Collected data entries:
:::

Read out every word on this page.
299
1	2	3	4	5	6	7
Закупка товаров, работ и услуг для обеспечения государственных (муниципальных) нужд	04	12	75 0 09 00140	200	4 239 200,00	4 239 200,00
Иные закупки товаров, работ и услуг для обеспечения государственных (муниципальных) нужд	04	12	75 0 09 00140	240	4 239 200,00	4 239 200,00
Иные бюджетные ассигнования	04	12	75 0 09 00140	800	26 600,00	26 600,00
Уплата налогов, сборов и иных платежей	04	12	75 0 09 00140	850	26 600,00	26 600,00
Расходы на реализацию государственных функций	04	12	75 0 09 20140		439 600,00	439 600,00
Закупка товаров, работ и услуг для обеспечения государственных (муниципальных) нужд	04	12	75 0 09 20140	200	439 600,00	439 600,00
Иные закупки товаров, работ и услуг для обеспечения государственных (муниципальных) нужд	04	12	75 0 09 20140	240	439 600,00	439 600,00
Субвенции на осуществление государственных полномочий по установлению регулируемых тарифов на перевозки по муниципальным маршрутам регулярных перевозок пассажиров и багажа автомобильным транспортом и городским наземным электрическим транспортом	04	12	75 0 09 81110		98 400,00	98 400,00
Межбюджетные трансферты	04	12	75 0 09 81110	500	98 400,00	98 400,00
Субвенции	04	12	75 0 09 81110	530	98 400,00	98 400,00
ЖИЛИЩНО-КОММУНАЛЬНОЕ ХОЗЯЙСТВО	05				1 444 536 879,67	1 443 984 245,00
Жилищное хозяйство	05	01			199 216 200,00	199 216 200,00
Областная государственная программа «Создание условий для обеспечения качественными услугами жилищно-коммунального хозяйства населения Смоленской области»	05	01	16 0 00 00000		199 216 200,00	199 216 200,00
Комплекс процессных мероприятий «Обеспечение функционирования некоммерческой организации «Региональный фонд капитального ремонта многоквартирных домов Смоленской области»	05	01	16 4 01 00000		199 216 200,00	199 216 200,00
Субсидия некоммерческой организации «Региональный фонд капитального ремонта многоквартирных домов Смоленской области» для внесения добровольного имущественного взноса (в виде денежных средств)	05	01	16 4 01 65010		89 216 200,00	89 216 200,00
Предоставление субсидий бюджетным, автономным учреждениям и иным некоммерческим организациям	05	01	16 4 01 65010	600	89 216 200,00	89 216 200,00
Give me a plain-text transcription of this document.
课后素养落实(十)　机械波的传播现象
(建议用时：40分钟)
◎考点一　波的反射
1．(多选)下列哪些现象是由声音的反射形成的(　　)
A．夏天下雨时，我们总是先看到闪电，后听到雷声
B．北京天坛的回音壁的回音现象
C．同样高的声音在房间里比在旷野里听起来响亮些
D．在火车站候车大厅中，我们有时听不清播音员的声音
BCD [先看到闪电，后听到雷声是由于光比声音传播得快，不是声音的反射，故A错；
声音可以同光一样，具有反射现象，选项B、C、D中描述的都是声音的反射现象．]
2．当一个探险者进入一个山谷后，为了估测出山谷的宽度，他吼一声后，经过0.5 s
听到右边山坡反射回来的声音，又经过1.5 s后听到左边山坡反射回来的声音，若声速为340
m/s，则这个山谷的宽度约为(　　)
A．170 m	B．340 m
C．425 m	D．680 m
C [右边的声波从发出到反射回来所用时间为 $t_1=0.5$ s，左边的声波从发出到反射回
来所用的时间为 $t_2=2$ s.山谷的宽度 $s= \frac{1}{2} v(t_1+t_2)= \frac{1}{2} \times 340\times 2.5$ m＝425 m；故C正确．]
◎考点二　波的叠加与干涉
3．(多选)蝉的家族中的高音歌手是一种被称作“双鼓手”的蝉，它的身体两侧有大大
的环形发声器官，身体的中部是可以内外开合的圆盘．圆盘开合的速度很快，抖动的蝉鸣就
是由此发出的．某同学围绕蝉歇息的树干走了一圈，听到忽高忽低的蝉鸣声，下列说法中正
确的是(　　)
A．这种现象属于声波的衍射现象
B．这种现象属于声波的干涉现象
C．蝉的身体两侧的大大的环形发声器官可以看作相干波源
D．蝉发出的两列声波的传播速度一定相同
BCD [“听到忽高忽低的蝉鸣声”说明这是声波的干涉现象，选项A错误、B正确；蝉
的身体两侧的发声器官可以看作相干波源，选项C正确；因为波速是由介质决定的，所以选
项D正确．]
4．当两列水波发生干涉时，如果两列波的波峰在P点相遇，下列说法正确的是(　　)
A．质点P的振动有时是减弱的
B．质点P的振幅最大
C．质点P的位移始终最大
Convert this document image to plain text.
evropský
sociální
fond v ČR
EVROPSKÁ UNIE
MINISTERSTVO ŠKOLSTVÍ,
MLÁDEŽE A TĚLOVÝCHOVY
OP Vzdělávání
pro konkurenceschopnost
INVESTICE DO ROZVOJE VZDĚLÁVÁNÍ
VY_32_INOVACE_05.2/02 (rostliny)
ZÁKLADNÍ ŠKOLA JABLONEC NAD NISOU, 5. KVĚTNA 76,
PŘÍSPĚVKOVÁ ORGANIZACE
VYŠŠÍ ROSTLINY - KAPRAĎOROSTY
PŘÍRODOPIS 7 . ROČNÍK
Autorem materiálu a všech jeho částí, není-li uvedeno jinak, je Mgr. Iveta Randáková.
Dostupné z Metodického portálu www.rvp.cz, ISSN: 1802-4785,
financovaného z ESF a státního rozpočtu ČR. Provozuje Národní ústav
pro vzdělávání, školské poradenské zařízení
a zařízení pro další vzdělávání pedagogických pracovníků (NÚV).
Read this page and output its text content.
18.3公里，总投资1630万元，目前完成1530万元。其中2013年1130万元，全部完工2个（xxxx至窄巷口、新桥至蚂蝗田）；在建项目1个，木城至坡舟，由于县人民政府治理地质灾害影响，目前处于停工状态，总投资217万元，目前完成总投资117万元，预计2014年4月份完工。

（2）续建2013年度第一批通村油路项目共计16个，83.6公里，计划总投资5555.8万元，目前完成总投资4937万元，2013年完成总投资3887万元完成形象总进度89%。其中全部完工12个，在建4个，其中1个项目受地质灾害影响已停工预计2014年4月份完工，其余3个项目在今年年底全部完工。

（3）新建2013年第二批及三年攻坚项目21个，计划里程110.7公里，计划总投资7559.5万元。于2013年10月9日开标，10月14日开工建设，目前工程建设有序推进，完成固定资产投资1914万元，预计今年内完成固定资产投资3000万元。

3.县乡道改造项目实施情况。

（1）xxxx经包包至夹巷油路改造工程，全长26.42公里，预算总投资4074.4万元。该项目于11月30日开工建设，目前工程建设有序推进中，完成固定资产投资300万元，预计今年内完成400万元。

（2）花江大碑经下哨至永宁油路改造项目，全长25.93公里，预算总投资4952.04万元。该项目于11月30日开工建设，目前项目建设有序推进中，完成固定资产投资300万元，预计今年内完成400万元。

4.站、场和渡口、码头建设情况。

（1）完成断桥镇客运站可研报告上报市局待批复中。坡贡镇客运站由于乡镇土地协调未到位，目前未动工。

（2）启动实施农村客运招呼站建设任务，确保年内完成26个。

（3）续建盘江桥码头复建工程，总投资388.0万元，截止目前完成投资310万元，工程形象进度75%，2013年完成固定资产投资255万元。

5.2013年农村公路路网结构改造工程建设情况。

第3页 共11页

:::

WHAT THE EXERCISE ASKS: Repeat each of the entries above precisely as given.

SOLUTION TO THIS TASK:
Read out every word on this page.
299
1	2	3	4	5	6	7
Закупка товаров, работ и услуг для обеспечения государственных (муниципальных) нужд	04	12	75 0 09 00140	200	4 239 200,00	4 239 200,00
Иные закупки товаров, работ и услуг для обеспечения государственных (муниципальных) нужд	04	12	75 0 09 00140	240	4 239 200,00	4 239 200,00
Иные бюджетные ассигнования	04	12	75 0 09 00140	800	26 600,00	26 600,00
Уплата налогов, сборов и иных платежей	04	12	75 0 09 00140	850	26 600,00	26 600,00
Расходы на реализацию государственных функций	04	12	75 0 09 20140		439 600,00	439 600,00
Закупка товаров, работ и услуг для обеспечения государственных (муниципальных) нужд	04	12	75 0 09 20140	200	439 600,00	439 600,00
Иные закупки товаров, работ и услуг для обеспечения государственных (муниципальных) нужд	04	12	75 0 09 20140	240	439 600,00	439 600,00
Субвенции на осуществление государственных полномочий по установлению регулируемых тарифов на перевозки по муниципальным маршрутам регулярных перевозок пассажиров и багажа автомобильным транспортом и городским наземным электрическим транспортом	04	12	75 0 09 81110		98 400,00	98 400,00
Межбюджетные трансферты	04	12	75 0 09 81110	500	98 400,00	98 400,00
Субвенции	04	12	75 0 09 81110	530	98 400,00	98 400,00
ЖИЛИЩНО-КОММУНАЛЬНОЕ ХОЗЯЙСТВО	05				1 444 536 879,67	1 443 984 245,00
Жилищное хозяйство	05	01			199 216 200,00	199 216 200,00
Областная государственная программа «Создание условий для обеспечения качественными услугами жилищно-коммунального хозяйства населения Смоленской области»	05	01	16 0 00 00000		199 216 200,00	199 216 200,00
Комплекс процессных мероприятий «Обеспечение функционирования некоммерческой организации «Региональный фонд капитального ремонта многоквартирных домов Смоленской области»	05	01	16 4 01 00000		199 216 200,00	199 216 200,00
Субсидия некоммерческой организации «Региональный фонд капитального ремонта многоквартирных домов Смоленской области» для внесения добровольного имущественного взноса (в виде денежных средств)	05	01	16 4 01 65010		89 216 200,00	89 216 200,00
Предоставление субсидий бюджетным, автономным учреждениям и иным некоммерческим организациям	05	01	16 4 01 65010	600	89 216 200,00	89 216 200,00
Give me a plain-text transcription of this document.
课后素养落实(十)　机械波的传播现象
(建议用时：40分钟)
◎考点一　波的反射
1．(多选)下列哪些现象是由声音的反射形成的(　　)
A．夏天下雨时，我们总是先看到闪电，后听到雷声
B．北京天坛的回音壁的回音现象
C．同样高的声音在房间里比在旷野里听起来响亮些
D．在火车站候车大厅中，我们有时听不清播音员的声音
BCD [先看到闪电，后听到雷声是由于光比声音传播得快，不是声音的反射，故A错；
声音可以同光一样，具有反射现象，选项B、C、D中描述的都是声音的反射现象．]
2．当一个探险者进入一个山谷后，为了估测出山谷的宽度，他吼一声后，经过0.5 s
听到右边山坡反射回来的声音，又经过1.5 s后听到左边山坡反射回来的声音，若声速为340
m/s，则这个山谷的宽度约为(　　)
A．170 m	B．340 m
C．425 m	D．680 m
C [右边的声波从发出到反射回来所用时间为 $t_1=0.5$ s，左边的声波从发出到反射回
来所用的时间为 $t_2=2$ s.山谷的宽度 $s= \frac{1}{2} v(t_1+t_2)= \frac{1}{2} \times 340\times 2.5$ m＝425 m；故C正确．]
◎考点二　波的叠加与干涉
3．(多选)蝉的家族中的高音歌手是一种被称作“双鼓手”的蝉，它的身体两侧有大大
的环形发声器官，身体的中部是可以内外开合的圆盘．圆盘开合的速度很快，抖动的蝉鸣就
是由此发出的．某同学围绕蝉歇息的树干走了一圈，听到忽高忽低的蝉鸣声，下列说法中正
确的是(　　)
A．这种现象属于声波的衍射现象
B．这种现象属于声波的干涉现象
C．蝉的身体两侧的大大的环形发声器官可以看作相干波源
D．蝉发出的两列声波的传播速度一定相同
BCD [“听到忽高忽低的蝉鸣声”说明这是声波的干涉现象，选项A错误、B正确；蝉
的身体两侧的发声器官可以看作相干波源，选项C正确；因为波速是由介质决定的，所以选
项D正确．]
4．当两列水波发生干涉时，如果两列波的波峰在P点相遇，下列说法正确的是(　　)
A．质点P的振动有时是减弱的
B．质点P的振幅最大
C．质点P的位移始终最大
Convert this document image to plain text.
evropský
sociální
fond v ČR
EVROPSKÁ UNIE
MINISTERSTVO ŠKOLSTVÍ,
MLÁDEŽE A TĚLOVÝCHOVY
OP Vzdělávání
pro konkurenceschopnost
INVESTICE DO ROZVOJE VZDĚLÁVÁNÍ
VY_32_INOVACE_05.2/02 (rostliny)
ZÁKLADNÍ ŠKOLA JABLONEC NAD NISOU, 5. KVĚTNA 76,
PŘÍSPĚVKOVÁ ORGANIZACE
VYŠŠÍ ROSTLINY - KAPRAĎOROSTY
PŘÍRODOPIS 7 . ROČNÍK
Autorem materiálu a všech jeho částí, není-li uvedeno jinak, je Mgr. Iveta Randáková.
Dostupné z Metodického portálu www.rvp.cz, ISSN: 1802-4785,
financovaného z ESF a státního rozpočtu ČR. Provozuje Národní ústav
pro vzdělávání, školské poradenské zařízení
a zařízení pro další vzdělávání pedagogických pracovníků (NÚV).
Read this page and output its text content.
18.3公里，总投资1630万元，目前完成1530万元。其中2013年1130万元，全部完工2个（xxxx至窄巷口、新桥至蚂蝗田）；在建项目1个，木城至坡舟，由于县人民政府治理地质灾害影响，目前处于停工状态，总投资217万元，目前完成总投资117万元，预计2014年4月份完工。

（2）续建2013年度第一批通村油路项目共计16个，83.6公里，计划总投资5555.8万元，目前完成总投资4937万元，2013年完成总投资3887万元完成形象总进度89%。其中全部完工12个，在建4个，其中1个项目受地质灾害影响已停工预计2014年4月份完工，其余3个项目在今年年底全部完工。

（3）新建2013年第二批及三年攻坚项目21个，计划里程110.7公里，计划总投资7559.5万元。于2013年10月9日开标，10月14日开工建设，目前工程建设有序推进，完成固定资产投资1914万元，预计今年内完成固定资产投资3000万元。

3.县乡道改造项目实施情况。

（1）xxxx经包包至夹巷油路改造工程，全长26.42公里，预算总投资4074.4万元。该项目于11月30日开工建设，目前工程建设有序推进中，完成固定资产投资300万元，预计今年内完成400万元。

（2）花江大碑经下哨至永宁油路改造项目，全长25.93公里，预算总投资4952.04万元。该项目于11月30日开工建设，目前项目建设有序推进中，完成固定资产投资300万元，预计今年内完成400万元。

4.站、场和渡口、码头建设情况。

（1）完成断桥镇客运站可研报告上报市局待批复中。坡贡镇客运站由于乡镇土地协调未到位，目前未动工。

（2）启动实施农村客运招呼站建设任务，确保年内完成26个。

（3）续建盘江桥码头复建工程，总投资388.0万元，截止目前完成投资310万元，工程形象进度75%，2013年完成固定资产投资255万元。

5.2013年农村公路路网结构改造工程建设情况。

第3页 共11页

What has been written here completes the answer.